EXERCISE TASK: Will you give the material below again, every line exactly as it is?
-------
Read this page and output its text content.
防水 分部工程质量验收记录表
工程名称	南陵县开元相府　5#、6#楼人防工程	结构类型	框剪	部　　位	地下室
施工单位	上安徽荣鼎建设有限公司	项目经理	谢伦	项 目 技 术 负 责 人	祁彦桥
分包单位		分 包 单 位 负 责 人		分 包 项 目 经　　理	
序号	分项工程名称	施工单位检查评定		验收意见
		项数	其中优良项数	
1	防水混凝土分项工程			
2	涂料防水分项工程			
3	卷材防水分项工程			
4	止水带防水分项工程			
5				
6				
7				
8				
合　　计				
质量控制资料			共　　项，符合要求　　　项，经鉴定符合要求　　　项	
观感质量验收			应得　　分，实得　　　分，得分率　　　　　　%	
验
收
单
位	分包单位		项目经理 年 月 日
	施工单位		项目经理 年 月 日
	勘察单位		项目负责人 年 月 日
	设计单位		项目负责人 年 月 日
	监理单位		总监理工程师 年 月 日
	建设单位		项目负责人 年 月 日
-------
EXPECTED ANSWER:
Read this page and output its text content.
防水 分部工程质量验收记录表
工程名称	南陵县开元相府　5#、6#楼人防工程	结构类型	框剪	部　　位	地下室
施工单位	上安徽荣鼎建设有限公司	项目经理	谢伦	项 目 技 术 负 责 人	祁彦桥
分包单位		分 包 单 位 负 责 人		分 包 项 目 经　　理	
序号	分项工程名称	施工单位检查评定		验收意见
		项数	其中优良项数	
1	防水混凝土分项工程			
2	涂料防水分项工程			
3	卷材防水分项工程			
4	止水带防水分项工程			
5				
6				
7				
8				
合　　计				
质量控制资料			共　　项，符合要求　　　项，经鉴定符合要求　　　项	
观感质量验收			应得　　分，实得　　　分，得分率　　　　　　%	
验
收
单
位	分包单位		项目经理 年 月 日
	施工单位		项目经理 年 月 日
	勘察单位		项目负责人 年 月 日
	设计单位		项目负责人 年 月 日
	监理单位		总监理工程师 年 月 日
	建设单位		项目负责人 年 月 日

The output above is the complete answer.